[Stored entries]

■ ■ ■ ■ ■

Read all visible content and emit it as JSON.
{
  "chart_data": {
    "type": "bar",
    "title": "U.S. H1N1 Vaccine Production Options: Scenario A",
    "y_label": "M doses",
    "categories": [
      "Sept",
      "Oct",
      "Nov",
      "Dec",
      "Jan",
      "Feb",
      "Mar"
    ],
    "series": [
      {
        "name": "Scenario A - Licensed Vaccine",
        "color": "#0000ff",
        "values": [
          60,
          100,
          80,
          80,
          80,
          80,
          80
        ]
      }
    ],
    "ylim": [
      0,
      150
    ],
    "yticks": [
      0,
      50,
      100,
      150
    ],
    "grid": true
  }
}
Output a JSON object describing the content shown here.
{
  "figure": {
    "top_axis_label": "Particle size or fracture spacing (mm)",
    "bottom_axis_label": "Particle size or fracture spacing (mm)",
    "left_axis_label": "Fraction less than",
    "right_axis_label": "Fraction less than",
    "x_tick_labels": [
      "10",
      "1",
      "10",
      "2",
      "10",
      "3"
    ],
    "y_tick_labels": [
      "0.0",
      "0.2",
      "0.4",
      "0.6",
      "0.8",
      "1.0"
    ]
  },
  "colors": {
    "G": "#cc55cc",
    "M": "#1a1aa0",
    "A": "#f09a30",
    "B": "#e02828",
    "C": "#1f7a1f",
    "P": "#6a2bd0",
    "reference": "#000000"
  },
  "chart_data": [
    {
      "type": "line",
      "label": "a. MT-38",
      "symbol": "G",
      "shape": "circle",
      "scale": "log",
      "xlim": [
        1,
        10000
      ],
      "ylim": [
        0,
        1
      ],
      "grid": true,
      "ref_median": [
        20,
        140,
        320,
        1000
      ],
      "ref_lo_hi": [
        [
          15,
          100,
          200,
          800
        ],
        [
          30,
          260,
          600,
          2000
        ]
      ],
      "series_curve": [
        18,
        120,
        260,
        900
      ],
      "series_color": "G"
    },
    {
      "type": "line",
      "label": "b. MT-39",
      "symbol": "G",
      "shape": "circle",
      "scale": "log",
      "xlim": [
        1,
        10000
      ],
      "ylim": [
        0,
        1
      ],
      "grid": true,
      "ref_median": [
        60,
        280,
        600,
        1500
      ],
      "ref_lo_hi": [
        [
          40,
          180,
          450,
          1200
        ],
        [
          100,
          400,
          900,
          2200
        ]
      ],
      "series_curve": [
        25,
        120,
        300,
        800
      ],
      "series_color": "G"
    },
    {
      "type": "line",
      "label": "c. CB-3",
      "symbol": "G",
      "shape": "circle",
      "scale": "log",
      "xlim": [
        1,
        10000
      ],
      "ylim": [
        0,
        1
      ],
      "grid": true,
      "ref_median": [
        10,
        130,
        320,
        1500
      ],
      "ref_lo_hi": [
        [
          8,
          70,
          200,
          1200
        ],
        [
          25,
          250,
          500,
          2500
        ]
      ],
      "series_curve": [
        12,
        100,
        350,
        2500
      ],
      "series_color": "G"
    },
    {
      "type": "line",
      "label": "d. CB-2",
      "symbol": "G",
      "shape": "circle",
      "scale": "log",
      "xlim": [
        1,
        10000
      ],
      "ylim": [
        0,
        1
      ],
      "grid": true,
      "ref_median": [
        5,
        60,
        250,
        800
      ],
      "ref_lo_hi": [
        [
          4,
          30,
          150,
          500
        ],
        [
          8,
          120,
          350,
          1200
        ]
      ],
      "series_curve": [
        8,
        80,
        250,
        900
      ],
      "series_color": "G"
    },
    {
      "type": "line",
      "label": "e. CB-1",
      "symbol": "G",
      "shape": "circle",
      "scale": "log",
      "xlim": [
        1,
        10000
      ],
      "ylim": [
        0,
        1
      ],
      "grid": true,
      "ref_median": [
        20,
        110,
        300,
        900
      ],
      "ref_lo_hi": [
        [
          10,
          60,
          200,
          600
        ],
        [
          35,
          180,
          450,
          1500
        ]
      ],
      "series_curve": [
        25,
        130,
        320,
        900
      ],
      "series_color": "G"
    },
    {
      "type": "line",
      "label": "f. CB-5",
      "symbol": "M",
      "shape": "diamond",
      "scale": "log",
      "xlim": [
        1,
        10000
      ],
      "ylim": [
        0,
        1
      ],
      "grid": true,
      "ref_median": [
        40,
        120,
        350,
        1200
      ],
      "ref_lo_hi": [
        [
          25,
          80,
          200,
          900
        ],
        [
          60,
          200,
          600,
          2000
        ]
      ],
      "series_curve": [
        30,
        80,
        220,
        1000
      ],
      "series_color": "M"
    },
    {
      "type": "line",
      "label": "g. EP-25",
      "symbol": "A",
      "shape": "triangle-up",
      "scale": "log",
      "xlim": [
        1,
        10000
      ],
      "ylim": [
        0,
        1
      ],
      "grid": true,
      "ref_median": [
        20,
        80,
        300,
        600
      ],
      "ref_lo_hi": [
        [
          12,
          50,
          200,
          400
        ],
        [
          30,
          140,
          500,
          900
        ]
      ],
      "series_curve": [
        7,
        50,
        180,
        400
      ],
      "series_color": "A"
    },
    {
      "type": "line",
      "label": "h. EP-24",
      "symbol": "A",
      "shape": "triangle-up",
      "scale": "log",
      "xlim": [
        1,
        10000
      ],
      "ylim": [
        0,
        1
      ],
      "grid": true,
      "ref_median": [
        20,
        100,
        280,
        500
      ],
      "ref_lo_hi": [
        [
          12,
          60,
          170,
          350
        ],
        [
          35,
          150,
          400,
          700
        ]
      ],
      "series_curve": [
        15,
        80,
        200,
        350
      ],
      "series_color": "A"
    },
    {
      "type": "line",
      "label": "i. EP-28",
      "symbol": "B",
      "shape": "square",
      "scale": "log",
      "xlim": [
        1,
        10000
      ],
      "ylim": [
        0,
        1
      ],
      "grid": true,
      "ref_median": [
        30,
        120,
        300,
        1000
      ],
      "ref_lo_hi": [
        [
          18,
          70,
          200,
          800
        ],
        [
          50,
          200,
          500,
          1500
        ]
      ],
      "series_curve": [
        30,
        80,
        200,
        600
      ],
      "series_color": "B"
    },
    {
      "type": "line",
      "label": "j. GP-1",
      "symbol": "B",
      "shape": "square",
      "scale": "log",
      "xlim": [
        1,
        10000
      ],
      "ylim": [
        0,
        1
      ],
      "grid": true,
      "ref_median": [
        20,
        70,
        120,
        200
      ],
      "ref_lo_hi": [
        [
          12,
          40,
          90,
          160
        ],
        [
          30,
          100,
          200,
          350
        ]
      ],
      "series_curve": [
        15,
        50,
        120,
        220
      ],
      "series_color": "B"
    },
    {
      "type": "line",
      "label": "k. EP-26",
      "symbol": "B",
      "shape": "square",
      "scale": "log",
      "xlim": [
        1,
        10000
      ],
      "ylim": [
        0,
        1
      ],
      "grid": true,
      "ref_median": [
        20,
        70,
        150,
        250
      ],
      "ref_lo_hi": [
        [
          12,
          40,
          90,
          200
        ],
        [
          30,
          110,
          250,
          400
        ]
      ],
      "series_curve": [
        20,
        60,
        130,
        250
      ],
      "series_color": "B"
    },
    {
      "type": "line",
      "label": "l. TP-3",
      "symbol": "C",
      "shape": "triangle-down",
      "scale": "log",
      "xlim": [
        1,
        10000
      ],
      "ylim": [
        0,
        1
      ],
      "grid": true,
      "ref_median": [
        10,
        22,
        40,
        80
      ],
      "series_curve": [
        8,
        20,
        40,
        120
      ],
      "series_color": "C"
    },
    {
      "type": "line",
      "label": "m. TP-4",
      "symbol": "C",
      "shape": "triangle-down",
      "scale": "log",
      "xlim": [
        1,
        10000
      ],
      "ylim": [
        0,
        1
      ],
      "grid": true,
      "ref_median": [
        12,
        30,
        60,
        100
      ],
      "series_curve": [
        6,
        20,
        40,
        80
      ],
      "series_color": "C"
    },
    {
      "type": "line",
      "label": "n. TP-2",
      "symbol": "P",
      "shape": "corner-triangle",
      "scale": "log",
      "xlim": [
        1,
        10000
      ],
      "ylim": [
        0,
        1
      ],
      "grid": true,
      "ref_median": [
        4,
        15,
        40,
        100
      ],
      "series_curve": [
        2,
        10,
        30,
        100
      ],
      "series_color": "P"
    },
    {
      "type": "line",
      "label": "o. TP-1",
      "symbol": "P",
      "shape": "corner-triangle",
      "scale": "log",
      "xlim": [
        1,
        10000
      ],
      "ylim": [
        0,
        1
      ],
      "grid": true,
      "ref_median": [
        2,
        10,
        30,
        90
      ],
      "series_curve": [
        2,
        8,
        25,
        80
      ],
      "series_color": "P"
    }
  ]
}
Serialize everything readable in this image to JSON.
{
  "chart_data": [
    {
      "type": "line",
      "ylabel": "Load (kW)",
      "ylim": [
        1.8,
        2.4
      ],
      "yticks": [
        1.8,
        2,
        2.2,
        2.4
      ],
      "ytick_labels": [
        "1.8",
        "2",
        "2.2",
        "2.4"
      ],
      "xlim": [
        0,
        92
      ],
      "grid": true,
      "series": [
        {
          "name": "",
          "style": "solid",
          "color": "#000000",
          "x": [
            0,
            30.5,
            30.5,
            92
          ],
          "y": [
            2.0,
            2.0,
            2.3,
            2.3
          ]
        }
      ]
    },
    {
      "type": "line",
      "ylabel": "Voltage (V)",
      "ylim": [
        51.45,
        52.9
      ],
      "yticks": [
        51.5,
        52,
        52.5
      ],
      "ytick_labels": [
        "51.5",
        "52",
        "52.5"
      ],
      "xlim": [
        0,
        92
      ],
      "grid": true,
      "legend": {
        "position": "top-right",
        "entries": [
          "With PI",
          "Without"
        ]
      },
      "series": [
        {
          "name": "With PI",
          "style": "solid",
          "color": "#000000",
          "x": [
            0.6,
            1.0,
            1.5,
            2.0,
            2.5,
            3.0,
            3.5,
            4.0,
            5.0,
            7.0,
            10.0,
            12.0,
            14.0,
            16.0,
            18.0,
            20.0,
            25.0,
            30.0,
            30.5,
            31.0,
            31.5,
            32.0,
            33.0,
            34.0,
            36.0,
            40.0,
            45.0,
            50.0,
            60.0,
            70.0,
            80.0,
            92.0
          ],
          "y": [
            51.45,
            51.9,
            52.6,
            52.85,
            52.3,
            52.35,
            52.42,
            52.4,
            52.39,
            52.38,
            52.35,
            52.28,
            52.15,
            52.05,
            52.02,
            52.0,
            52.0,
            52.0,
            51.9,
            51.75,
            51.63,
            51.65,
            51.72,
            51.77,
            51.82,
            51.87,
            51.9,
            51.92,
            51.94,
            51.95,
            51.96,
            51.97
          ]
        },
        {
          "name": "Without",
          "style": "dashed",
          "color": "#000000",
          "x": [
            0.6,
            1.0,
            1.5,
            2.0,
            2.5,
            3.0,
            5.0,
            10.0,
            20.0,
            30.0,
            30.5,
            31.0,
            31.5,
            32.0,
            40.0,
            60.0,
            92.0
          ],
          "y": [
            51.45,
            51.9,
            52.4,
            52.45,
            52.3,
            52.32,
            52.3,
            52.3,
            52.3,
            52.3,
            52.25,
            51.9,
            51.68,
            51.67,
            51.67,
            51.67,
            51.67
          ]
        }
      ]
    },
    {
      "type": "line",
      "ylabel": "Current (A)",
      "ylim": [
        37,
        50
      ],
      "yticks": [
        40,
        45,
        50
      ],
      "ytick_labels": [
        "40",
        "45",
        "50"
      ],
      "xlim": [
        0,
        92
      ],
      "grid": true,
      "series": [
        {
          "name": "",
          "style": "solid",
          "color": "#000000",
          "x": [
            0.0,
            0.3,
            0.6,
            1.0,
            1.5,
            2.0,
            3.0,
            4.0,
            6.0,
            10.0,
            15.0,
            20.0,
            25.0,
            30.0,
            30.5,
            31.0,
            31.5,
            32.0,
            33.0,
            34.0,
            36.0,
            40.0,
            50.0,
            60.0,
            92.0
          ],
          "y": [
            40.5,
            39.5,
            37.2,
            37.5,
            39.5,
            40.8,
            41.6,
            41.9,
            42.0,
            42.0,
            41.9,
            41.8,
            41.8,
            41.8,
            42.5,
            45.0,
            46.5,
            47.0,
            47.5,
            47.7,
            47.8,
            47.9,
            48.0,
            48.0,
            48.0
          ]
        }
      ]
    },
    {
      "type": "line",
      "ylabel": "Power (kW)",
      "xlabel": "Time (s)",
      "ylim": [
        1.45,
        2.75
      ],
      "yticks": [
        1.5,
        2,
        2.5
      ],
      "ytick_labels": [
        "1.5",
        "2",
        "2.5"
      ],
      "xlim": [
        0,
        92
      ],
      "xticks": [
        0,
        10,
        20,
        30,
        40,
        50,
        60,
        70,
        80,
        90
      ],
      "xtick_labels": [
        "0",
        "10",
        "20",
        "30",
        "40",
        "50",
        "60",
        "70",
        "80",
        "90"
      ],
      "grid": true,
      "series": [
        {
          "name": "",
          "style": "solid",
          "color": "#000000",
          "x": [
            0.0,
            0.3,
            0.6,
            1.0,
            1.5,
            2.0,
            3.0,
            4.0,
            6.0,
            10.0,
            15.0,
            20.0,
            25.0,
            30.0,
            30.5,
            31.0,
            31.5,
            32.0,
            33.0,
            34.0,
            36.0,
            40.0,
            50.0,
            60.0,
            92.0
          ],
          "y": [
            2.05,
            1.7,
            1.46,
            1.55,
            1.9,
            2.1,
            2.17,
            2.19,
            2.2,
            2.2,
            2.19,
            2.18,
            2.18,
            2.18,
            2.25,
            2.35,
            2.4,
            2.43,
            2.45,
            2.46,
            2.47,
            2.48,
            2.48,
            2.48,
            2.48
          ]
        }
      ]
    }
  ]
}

■ ■ ■ ■ ■

=== Written problem ===
Locate the word "Scenario" in the data above. Copy every line carrying it.

=== Exercise response ===
    "title": "U.S. H1N1 Vaccine Production Options: Scenario A",
        "name": "Scenario A - Licensed Vaccine",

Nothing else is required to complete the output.